═════ Exercise input ═════

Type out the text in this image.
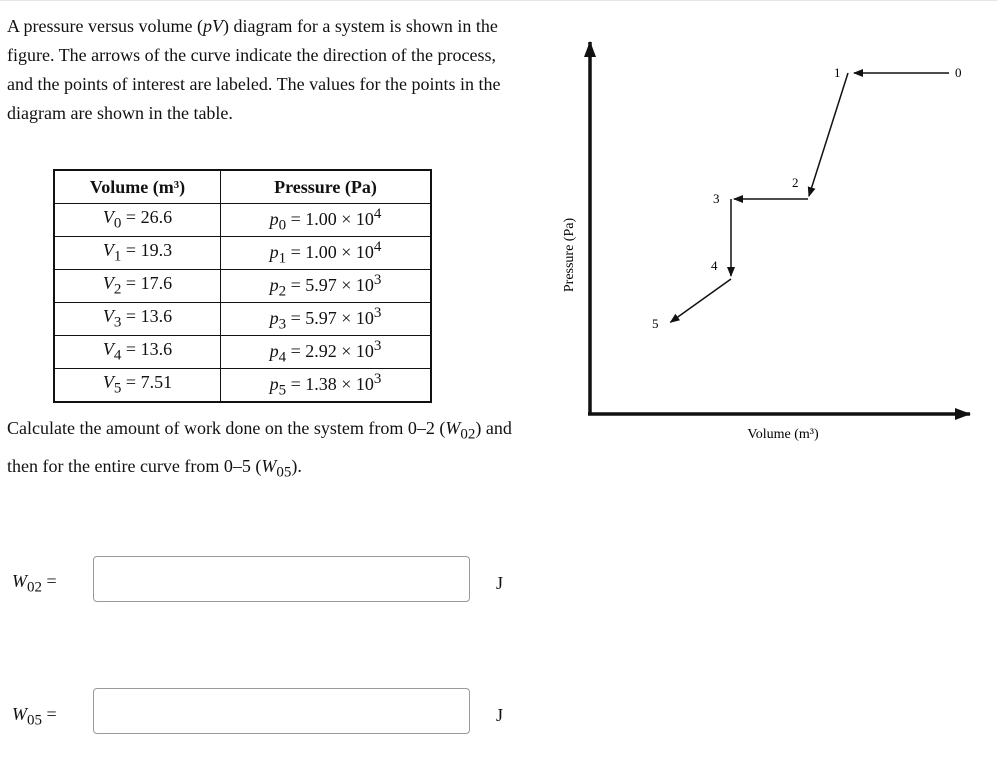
A pressure versus volume (pV) diagram for a system is shown in the figure. The arrows of the curve indicate the direction of the process, and the points of interest are labeled. The values for the points in the diagram are shown in the table.
Volume (m³)	Pressure (Pa)
$V_0 = 26.6$	$p_0 = 1.00 \times 10^4$
$V_1 = 19.3$	$p_1 = 1.00 \times 10^4$
$V_2 = 17.6$	$p_2 = 5.97 \times 10^3$
$V_3 = 13.6$	$p_3 = 5.97 \times 10^3$
$V_4 = 13.6$	$p_4 = 2.92 \times 10^3$
$V_5 = 7.51$	$p_5 = 1.38 \times 10^3$
Calculate the amount of work done on the system from 0–2 $(W_{02})$ and then for the entire curve from 0–5 $(W_{05})$.
$W_{02}$ =	J
$W_{05}$ =	J
Pressure (Pa)
Volume (m³)
0
1
2
3
4
5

═════

* [Work to be completed]: Set down the records in full and exactly. Do not carry over any image.

* [Answer for this exercise]:
Type out the text in this image.
A pressure versus volume (pV) diagram for a system is shown in the figure. The arrows of the curve indicate the direction of the process, and the points of interest are labeled. The values for the points in the diagram are shown in the table.
Volume (m³)	Pressure (Pa)
$V_0 = 26.6$	$p_0 = 1.00 \times 10^4$
$V_1 = 19.3$	$p_1 = 1.00 \times 10^4$
$V_2 = 17.6$	$p_2 = 5.97 \times 10^3$
$V_3 = 13.6$	$p_3 = 5.97 \times 10^3$
$V_4 = 13.6$	$p_4 = 2.92 \times 10^3$
$V_5 = 7.51$	$p_5 = 1.38 \times 10^3$
Calculate the amount of work done on the system from 0–2 $(W_{02})$ and then for the entire curve from 0–5 $(W_{05})$.
$W_{02}$ =	J
$W_{05}$ =	J
Pressure (Pa)
Volume (m³)
0
1
2
3
4
5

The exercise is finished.